Task to complete:
Transcribe the records below exactly.

════════════════

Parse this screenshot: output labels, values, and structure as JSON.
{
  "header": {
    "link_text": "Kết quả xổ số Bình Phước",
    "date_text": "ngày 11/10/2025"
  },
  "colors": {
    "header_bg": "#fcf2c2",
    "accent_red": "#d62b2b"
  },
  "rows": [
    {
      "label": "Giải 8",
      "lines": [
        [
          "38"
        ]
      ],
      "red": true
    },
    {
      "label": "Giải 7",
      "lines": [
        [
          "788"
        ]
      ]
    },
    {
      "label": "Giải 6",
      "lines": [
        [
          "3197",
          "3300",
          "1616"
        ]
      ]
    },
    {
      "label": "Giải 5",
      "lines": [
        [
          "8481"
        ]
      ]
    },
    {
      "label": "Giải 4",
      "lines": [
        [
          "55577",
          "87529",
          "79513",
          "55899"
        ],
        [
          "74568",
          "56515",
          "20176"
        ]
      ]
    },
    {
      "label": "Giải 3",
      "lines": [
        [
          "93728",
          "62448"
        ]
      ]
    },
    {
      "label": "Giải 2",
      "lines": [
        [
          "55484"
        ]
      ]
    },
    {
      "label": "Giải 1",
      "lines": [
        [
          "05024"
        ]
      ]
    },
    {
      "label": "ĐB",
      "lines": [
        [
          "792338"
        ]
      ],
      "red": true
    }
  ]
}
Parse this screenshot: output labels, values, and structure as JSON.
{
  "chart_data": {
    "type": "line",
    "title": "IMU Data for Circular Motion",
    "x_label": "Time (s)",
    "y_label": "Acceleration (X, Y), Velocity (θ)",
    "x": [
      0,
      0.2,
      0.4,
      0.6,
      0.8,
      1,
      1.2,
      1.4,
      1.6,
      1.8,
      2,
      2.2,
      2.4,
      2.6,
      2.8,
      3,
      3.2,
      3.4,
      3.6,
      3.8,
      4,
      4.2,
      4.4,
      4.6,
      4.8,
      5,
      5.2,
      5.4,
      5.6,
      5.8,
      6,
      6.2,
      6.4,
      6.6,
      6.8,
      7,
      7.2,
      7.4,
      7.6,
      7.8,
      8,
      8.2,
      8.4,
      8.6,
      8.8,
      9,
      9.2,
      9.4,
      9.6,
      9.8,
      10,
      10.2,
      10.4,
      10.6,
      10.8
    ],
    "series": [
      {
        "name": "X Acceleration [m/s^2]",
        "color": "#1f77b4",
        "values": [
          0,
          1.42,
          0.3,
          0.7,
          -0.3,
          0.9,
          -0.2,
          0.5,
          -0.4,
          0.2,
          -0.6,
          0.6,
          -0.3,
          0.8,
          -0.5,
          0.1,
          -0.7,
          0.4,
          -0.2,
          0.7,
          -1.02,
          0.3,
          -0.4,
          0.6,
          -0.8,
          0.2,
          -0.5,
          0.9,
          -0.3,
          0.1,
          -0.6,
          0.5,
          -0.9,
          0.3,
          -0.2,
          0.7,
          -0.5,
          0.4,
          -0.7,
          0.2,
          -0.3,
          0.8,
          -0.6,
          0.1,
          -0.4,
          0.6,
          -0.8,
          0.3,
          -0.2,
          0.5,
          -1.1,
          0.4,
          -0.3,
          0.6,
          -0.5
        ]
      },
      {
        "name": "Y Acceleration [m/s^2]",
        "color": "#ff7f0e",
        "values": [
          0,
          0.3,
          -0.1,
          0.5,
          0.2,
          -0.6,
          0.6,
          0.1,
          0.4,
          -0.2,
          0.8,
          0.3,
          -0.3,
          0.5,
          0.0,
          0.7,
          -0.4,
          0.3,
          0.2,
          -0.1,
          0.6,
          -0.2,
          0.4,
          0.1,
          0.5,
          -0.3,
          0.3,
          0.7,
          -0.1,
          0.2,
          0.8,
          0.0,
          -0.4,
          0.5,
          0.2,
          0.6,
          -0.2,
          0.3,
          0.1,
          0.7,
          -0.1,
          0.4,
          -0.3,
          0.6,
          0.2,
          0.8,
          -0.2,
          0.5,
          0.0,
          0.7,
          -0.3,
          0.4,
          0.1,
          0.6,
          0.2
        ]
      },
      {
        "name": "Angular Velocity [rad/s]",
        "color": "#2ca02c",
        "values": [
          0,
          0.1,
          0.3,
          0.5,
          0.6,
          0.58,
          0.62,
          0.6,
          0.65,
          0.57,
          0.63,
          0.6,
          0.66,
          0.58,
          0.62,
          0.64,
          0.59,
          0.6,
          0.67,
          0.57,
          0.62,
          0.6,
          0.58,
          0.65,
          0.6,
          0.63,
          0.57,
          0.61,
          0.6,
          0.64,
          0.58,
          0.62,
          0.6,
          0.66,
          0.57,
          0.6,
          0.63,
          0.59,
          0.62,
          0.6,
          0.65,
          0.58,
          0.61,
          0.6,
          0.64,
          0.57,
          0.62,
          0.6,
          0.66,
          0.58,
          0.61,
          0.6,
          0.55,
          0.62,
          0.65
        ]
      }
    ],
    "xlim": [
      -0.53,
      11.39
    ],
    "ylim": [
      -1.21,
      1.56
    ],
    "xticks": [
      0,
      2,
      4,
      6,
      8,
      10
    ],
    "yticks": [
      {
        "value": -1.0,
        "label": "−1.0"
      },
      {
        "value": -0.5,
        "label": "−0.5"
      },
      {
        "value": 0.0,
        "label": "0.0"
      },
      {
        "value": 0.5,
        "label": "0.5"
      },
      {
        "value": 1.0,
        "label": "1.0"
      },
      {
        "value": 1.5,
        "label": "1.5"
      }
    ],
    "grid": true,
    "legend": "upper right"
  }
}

════════════════

Result for this exercise:
Parse this screenshot: output labels, values, and structure as JSON.
{
  "header": {
    "link_text": "Kết quả xổ số Bình Phước",
    "date_text": "ngày 11/10/2025"
  },
  "colors": {
    "header_bg": "#fcf2c2",
    "accent_red": "#d62b2b"
  },
  "rows": [
    {
      "label": "Giải 8",
      "lines": [
        [
          "38"
        ]
      ],
      "red": true
    },
    {
      "label": "Giải 7",
      "lines": [
        [
          "788"
        ]
      ]
    },
    {
      "label": "Giải 6",
      "lines": [
        [
          "3197",
          "3300",
          "1616"
        ]
      ]
    },
    {
      "label": "Giải 5",
      "lines": [
        [
          "8481"
        ]
      ]
    },
    {
      "label": "Giải 4",
      "lines": [
        [
          "55577",
          "87529",
          "79513",
          "55899"
        ],
        [
          "74568",
          "56515",
          "20176"
        ]
      ]
    },
    {
      "label": "Giải 3",
      "lines": [
        [
          "93728",
          "62448"
        ]
      ]
    },
    {
      "label": "Giải 2",
      "lines": [
        [
          "55484"
        ]
      ]
    },
    {
      "label": "Giải 1",
      "lines": [
        [
          "05024"
        ]
      ]
    },
    {
      "label": "ĐB",
      "lines": [
        [
          "792338"
        ]
      ],
      "red": true
    }
  ]
}
Parse this screenshot: output labels, values, and structure as JSON.
{
  "chart_data": {
    "type": "line",
    "title": "IMU Data for Circular Motion",
    "x_label": "Time (s)",
    "y_label": "Acceleration (X, Y), Velocity (θ)",
    "x": [
      0,
      0.2,
      0.4,
      0.6,
      0.8,
      1,
      1.2,
      1.4,
      1.6,
      1.8,
      2,
      2.2,
      2.4,
      2.6,
      2.8,
      3,
      3.2,
      3.4,
      3.6,
      3.8,
      4,
      4.2,
      4.4,
      4.6,
      4.8,
      5,
      5.2,
      5.4,
      5.6,
      5.8,
      6,
      6.2,
      6.4,
      6.6,
      6.8,
      7,
      7.2,
      7.4,
      7.6,
      7.8,
      8,
      8.2,
      8.4,
      8.6,
      8.8,
      9,
      9.2,
      9.4,
      9.6,
      9.8,
      10,
      10.2,
      10.4,
      10.6,
      10.8
    ],
    "series": [
      {
        "name": "X Acceleration [m/s^2]",
        "color": "#1f77b4",
        "values": [
          0,
          1.42,
          0.3,
          0.7,
          -0.3,
          0.9,
          -0.2,
          0.5,
          -0.4,
          0.2,
          -0.6,
          0.6,
          -0.3,
          0.8,
          -0.5,
          0.1,
          -0.7,
          0.4,
          -0.2,
          0.7,
          -1.02,
          0.3,
          -0.4,
          0.6,
          -0.8,
          0.2,
          -0.5,
          0.9,
          -0.3,
          0.1,
          -0.6,
          0.5,
          -0.9,
          0.3,
          -0.2,
          0.7,
          -0.5,
          0.4,
          -0.7,
          0.2,
          -0.3,
          0.8,
          -0.6,
          0.1,
          -0.4,
          0.6,
          -0.8,
          0.3,
          -0.2,
          0.5,
          -1.1,
          0.4,
          -0.3,
          0.6,
          -0.5
        ]
      },
      {
        "name": "Y Acceleration [m/s^2]",
        "color": "#ff7f0e",
        "values": [
          0,
          0.3,
          -0.1,
          0.5,
          0.2,
          -0.6,
          0.6,
          0.1,
          0.4,
          -0.2,
          0.8,
          0.3,
          -0.3,
          0.5,
          0.0,
          0.7,
          -0.4,
          0.3,
          0.2,
          -0.1,
          0.6,
          -0.2,
          0.4,
          0.1,
          0.5,
          -0.3,
          0.3,
          0.7,
          -0.1,
          0.2,
          0.8,
          0.0,
          -0.4,
          0.5,
          0.2,
          0.6,
          -0.2,
          0.3,
          0.1,
          0.7,
          -0.1,
          0.4,
          -0.3,
          0.6,
          0.2,
          0.8,
          -0.2,
          0.5,
          0.0,
          0.7,
          -0.3,
          0.4,
          0.1,
          0.6,
          0.2
        ]
      },
      {
        "name": "Angular Velocity [rad/s]",
        "color": "#2ca02c",
        "values": [
          0,
          0.1,
          0.3,
          0.5,
          0.6,
          0.58,
          0.62,
          0.6,
          0.65,
          0.57,
          0.63,
          0.6,
          0.66,
          0.58,
          0.62,
          0.64,
          0.59,
          0.6,
          0.67,
          0.57,
          0.62,
          0.6,
          0.58,
          0.65,
          0.6,
          0.63,
          0.57,
          0.61,
          0.6,
          0.64,
          0.58,
          0.62,
          0.6,
          0.66,
          0.57,
          0.6,
          0.63,
          0.59,
          0.62,
          0.6,
          0.65,
          0.58,
          0.61,
          0.6,
          0.64,
          0.57,
          0.62,
          0.6,
          0.66,
          0.58,
          0.61,
          0.6,
          0.55,
          0.62,
          0.65
        ]
      }
    ],
    "xlim": [
      -0.53,
      11.39
    ],
    "ylim": [
      -1.21,
      1.56
    ],
    "xticks": [
      0,
      2,
      4,
      6,
      8,
      10
    ],
    "yticks": [
      {
        "value": -1.0,
        "label": "−1.0"
      },
      {
        "value": -0.5,
        "label": "−0.5"
      },
      {
        "value": 0.0,
        "label": "0.0"
      },
      {
        "value": 0.5,
        "label": "0.5"
      },
      {
        "value": 1.0,
        "label": "1.0"
      },
      {
        "value": 1.5,
        "label": "1.5"
      }
    ],
    "grid": true,
    "legend": "upper right"
  }
}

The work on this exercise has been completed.